→ **TASK TO CARRY OUT**
Tally the lines containing the word "values", and report the tally alone.

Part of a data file

+---+

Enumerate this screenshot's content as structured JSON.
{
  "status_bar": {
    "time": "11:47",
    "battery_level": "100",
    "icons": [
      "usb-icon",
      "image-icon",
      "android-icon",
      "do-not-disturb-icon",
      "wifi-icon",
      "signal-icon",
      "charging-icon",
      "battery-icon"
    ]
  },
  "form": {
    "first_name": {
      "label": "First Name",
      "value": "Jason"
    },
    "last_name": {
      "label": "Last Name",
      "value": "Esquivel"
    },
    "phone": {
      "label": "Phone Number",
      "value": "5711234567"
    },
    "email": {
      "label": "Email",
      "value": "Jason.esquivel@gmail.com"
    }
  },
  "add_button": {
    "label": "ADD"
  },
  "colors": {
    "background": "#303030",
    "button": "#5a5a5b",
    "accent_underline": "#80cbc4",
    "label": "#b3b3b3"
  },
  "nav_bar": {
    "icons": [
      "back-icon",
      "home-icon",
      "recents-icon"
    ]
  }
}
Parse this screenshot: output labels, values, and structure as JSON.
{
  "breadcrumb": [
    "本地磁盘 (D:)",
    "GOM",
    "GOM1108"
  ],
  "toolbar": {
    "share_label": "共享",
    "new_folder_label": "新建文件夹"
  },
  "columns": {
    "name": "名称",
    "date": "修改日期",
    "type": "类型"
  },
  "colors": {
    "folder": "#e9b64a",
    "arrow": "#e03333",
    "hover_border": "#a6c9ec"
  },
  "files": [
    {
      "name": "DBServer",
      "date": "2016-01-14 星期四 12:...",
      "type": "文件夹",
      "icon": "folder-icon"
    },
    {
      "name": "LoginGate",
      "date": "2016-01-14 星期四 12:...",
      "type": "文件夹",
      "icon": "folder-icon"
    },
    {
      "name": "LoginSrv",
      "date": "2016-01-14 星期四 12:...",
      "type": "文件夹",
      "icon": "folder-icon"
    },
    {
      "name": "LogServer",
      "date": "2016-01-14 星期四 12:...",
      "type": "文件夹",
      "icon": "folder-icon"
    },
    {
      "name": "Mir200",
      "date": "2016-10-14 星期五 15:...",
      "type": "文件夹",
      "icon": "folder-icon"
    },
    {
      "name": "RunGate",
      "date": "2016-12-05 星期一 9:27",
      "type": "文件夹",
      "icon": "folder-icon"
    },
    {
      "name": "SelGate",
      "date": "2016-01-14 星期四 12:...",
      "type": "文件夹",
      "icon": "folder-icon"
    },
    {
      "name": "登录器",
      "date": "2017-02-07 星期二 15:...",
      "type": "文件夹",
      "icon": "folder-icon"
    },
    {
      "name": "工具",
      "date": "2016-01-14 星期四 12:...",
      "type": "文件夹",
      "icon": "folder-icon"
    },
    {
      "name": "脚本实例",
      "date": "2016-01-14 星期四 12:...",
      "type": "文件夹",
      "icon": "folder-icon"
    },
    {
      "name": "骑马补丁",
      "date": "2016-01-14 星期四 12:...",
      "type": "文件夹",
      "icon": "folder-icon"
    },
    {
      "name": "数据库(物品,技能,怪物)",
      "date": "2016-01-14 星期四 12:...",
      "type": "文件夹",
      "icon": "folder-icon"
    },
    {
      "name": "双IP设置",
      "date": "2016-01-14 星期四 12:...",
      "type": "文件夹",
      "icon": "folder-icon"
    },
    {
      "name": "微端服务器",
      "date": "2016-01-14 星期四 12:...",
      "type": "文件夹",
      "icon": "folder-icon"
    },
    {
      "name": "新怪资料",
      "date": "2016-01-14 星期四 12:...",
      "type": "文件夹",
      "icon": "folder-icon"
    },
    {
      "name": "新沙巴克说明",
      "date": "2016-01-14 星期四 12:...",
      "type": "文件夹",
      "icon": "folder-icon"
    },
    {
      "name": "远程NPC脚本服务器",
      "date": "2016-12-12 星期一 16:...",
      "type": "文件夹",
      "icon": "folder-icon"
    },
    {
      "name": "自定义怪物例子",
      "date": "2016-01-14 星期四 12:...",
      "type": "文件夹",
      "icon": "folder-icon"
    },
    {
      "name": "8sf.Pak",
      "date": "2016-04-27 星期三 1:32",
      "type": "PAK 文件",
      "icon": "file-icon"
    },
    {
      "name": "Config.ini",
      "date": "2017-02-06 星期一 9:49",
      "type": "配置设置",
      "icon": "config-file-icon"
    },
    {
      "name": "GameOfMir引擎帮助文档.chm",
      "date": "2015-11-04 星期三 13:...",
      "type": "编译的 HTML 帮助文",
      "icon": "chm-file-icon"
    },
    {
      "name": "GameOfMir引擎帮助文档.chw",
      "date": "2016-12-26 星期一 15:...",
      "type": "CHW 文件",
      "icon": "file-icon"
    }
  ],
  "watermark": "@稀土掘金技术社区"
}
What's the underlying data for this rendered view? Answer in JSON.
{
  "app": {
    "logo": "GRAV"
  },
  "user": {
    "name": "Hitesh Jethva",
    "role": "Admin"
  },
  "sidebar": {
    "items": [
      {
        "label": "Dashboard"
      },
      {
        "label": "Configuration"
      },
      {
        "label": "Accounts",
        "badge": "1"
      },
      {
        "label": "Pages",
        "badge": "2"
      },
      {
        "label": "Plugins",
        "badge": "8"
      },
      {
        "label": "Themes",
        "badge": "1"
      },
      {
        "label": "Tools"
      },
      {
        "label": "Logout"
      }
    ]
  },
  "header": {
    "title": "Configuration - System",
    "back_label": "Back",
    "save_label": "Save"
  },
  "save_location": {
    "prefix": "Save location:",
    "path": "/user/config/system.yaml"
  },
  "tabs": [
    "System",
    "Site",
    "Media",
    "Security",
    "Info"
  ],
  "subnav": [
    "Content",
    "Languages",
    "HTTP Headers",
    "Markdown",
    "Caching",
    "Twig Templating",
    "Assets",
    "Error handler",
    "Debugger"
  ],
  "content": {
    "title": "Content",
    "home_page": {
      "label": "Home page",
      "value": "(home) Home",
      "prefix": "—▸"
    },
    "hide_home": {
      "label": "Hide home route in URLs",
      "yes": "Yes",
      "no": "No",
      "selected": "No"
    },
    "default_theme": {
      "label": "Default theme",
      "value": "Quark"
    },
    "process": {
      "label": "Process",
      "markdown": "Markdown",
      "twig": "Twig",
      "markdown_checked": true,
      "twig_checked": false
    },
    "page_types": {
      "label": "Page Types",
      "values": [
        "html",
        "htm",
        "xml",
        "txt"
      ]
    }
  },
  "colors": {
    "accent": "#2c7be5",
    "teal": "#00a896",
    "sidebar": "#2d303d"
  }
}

+---+

→ **THE COMPLETED TASK**
2